■ REQUIRED TASK ■
Pick out each line containing the string "προς" and copy it.

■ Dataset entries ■

........

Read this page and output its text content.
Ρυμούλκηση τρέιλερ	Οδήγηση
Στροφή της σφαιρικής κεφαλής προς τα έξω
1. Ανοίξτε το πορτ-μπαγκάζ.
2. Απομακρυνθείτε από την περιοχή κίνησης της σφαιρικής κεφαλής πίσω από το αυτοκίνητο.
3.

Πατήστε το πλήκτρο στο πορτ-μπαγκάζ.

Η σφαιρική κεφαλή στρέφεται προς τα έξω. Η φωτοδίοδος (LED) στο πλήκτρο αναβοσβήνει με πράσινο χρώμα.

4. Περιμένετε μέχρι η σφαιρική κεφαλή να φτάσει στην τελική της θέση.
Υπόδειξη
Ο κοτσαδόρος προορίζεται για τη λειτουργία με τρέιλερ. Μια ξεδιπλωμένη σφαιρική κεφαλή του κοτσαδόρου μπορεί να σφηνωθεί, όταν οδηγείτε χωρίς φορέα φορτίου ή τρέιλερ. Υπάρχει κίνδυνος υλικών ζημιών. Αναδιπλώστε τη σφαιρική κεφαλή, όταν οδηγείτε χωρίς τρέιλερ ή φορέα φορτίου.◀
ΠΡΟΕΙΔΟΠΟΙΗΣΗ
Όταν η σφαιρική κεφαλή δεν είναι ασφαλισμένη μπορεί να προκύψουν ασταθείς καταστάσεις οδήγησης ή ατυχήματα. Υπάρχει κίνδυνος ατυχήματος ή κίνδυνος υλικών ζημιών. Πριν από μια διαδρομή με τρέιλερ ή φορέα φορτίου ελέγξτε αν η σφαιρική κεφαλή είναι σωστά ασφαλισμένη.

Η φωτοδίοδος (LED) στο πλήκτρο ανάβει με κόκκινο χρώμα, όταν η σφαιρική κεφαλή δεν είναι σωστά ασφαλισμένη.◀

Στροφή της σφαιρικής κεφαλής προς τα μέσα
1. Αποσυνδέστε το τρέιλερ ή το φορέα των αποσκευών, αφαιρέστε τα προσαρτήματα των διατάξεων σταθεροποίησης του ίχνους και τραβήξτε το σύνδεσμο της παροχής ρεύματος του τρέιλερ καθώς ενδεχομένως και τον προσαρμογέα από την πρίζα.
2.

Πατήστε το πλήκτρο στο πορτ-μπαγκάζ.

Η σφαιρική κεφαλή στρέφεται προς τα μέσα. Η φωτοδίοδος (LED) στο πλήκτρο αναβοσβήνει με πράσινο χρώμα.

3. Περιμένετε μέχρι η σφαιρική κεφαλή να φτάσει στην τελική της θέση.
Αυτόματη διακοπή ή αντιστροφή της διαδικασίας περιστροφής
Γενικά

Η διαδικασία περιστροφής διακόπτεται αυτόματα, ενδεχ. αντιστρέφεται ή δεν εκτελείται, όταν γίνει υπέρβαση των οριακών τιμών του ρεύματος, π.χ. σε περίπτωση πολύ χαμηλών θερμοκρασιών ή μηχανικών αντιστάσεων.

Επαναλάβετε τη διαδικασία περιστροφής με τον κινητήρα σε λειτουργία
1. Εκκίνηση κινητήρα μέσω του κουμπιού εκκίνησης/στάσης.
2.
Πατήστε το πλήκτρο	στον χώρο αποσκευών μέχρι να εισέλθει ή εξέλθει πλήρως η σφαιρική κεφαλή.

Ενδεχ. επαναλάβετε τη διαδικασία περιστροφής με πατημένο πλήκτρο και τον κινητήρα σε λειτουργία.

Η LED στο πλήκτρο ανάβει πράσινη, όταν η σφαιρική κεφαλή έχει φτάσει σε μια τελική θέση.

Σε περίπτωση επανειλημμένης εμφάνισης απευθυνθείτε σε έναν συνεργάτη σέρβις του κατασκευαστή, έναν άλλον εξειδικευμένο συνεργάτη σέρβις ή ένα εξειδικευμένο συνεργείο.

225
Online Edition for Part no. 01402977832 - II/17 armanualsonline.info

........

■ TASK SOLUTION ■
Στροφή της σφαιρικής κεφαλής προς τα έξω
Η σφαιρική κεφαλή στρέφεται προς τα έξω. Η φωτοδίοδος (LED) στο πλήκτρο αναβοσβήνει με πράσινο χρώμα.
Στροφή της σφαιρικής κεφαλής προς τα μέσα
Η σφαιρική κεφαλή στρέφεται προς τα μέσα. Η φωτοδίοδος (LED) στο πλήκτρο αναβοσβήνει με πράσινο χρώμα.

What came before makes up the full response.